Stated goal
Render the entries as a numbered list, starting at the first line and ending at the line that contains "start-pill-small[interactable]: 알바폼 시작하기", both included. Omit blank lines.

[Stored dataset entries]
——

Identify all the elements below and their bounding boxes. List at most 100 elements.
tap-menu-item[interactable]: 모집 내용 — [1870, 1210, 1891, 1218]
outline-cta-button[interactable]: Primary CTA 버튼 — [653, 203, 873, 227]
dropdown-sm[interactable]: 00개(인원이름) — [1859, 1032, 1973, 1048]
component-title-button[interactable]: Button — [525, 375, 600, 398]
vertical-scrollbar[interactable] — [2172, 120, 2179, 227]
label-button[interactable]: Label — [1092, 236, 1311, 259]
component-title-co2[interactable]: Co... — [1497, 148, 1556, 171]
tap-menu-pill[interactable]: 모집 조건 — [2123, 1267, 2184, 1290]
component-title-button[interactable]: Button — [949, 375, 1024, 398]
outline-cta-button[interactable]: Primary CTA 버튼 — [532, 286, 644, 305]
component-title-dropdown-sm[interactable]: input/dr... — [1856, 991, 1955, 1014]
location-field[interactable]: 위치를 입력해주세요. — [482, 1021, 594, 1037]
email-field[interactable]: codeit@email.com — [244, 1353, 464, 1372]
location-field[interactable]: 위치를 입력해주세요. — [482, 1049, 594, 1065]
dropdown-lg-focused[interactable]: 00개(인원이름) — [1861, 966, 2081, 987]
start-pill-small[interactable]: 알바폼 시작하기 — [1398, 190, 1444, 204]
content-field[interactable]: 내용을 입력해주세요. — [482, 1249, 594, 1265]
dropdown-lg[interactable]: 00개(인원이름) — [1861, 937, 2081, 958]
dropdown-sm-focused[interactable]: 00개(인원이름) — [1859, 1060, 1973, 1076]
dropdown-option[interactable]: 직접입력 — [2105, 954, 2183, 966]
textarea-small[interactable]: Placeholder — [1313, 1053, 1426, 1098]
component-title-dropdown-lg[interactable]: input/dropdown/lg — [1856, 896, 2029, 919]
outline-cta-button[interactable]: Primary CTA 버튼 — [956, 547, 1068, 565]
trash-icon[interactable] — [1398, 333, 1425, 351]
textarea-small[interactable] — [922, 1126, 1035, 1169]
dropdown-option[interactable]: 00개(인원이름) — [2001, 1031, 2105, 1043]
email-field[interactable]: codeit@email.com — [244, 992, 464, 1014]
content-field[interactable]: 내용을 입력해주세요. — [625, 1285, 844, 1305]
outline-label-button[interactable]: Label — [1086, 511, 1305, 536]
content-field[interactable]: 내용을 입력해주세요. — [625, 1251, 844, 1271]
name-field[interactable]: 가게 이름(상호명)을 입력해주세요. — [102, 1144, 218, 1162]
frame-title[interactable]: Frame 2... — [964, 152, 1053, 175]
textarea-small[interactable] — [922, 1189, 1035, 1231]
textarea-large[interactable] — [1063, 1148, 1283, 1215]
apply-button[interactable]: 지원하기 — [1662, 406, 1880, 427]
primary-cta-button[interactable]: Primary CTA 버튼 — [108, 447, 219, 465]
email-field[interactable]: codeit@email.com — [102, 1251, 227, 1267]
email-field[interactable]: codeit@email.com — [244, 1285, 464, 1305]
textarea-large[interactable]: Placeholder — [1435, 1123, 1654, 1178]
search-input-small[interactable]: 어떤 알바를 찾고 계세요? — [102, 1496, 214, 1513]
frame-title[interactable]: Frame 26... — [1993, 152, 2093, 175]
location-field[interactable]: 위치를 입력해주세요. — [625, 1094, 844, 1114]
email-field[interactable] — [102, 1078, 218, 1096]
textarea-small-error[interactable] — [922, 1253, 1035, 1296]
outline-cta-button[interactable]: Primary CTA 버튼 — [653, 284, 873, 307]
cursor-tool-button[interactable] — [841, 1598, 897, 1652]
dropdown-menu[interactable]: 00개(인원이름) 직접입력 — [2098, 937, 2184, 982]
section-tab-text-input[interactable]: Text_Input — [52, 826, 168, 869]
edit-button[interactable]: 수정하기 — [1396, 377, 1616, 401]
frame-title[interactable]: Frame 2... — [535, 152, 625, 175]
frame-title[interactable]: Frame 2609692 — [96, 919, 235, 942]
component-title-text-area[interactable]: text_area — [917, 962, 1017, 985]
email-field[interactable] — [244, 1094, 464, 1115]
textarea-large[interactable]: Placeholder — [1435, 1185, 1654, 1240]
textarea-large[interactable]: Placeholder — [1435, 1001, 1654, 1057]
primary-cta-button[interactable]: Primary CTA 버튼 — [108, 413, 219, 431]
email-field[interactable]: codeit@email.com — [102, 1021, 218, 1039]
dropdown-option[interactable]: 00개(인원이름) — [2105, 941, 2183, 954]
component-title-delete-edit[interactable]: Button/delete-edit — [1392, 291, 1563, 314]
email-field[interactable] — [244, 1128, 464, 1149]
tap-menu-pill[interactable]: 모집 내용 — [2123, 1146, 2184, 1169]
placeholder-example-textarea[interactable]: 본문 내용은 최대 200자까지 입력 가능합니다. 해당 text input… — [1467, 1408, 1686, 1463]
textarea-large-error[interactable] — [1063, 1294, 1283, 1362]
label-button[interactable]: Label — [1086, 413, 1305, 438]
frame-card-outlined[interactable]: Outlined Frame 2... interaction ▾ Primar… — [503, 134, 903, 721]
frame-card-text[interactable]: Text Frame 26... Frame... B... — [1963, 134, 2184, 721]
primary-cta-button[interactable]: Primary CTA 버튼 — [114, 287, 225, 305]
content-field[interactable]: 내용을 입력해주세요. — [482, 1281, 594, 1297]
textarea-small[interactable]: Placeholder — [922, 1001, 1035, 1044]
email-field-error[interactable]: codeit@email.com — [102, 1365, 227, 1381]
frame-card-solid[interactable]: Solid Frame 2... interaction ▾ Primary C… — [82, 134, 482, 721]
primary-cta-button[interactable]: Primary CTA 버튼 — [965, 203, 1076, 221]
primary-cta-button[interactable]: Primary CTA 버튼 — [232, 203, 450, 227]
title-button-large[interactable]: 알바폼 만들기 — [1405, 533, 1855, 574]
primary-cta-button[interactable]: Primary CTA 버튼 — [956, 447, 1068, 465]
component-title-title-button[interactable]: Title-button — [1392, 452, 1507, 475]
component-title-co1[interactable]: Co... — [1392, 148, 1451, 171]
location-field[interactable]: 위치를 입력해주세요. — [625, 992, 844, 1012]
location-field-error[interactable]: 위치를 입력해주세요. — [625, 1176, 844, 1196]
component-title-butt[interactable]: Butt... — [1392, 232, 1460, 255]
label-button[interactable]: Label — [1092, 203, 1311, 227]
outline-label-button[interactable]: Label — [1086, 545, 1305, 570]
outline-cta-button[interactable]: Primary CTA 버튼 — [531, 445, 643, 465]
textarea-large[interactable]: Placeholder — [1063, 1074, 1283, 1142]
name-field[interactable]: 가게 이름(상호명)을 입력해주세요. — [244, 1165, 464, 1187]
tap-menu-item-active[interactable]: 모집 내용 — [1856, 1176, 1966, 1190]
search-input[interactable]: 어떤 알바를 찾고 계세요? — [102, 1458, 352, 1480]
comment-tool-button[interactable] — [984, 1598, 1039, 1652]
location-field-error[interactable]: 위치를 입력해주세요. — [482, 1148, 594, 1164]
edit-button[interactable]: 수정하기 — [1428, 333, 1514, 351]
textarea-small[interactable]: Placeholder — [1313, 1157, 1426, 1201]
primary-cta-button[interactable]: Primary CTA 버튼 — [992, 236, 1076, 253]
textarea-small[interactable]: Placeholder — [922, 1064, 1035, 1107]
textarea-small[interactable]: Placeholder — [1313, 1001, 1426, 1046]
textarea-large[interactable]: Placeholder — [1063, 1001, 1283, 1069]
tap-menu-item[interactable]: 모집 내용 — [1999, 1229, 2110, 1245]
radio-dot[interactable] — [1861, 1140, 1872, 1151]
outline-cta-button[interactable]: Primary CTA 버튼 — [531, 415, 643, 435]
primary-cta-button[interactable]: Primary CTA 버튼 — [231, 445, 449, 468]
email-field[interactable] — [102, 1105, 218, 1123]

——

Complete answer
1. Identify all the elements below and their bounding boxes. List at most 100 elements.
2. tap-menu-item[interactable]: 모집 내용 — [1870, 1210, 1891, 1218]
3. outline-cta-button[interactable]: Primary CTA 버튼 — [653, 203, 873, 227]
4. dropdown-sm[interactable]: 00개(인원이름) — [1859, 1032, 1973, 1048]
5. component-title-button[interactable]: Button — [525, 375, 600, 398]
6. vertical-scrollbar[interactable] — [2172, 120, 2179, 227]
7. label-button[interactable]: Label — [1092, 236, 1311, 259]
8. component-title-co2[interactable]: Co... — [1497, 148, 1556, 171]
9. tap-menu-pill[interactable]: 모집 조건 — [2123, 1267, 2184, 1290]
10. component-title-button[interactable]: Button — [949, 375, 1024, 398]
11. outline-cta-button[interactable]: Primary CTA 버튼 — [532, 286, 644, 305]
12. component-title-dropdown-sm[interactable]: input/dr... — [1856, 991, 1955, 1014]
13. location-field[interactable]: 위치를 입력해주세요. — [482, 1021, 594, 1037]
14. email-field[interactable]: codeit@email.com — [244, 1353, 464, 1372]
15. location-field[interactable]: 위치를 입력해주세요. — [482, 1049, 594, 1065]
16. dropdown-lg-focused[interactable]: 00개(인원이름) — [1861, 966, 2081, 987]
17. start-pill-small[interactable]: 알바폼 시작하기 — [1398, 190, 1444, 204]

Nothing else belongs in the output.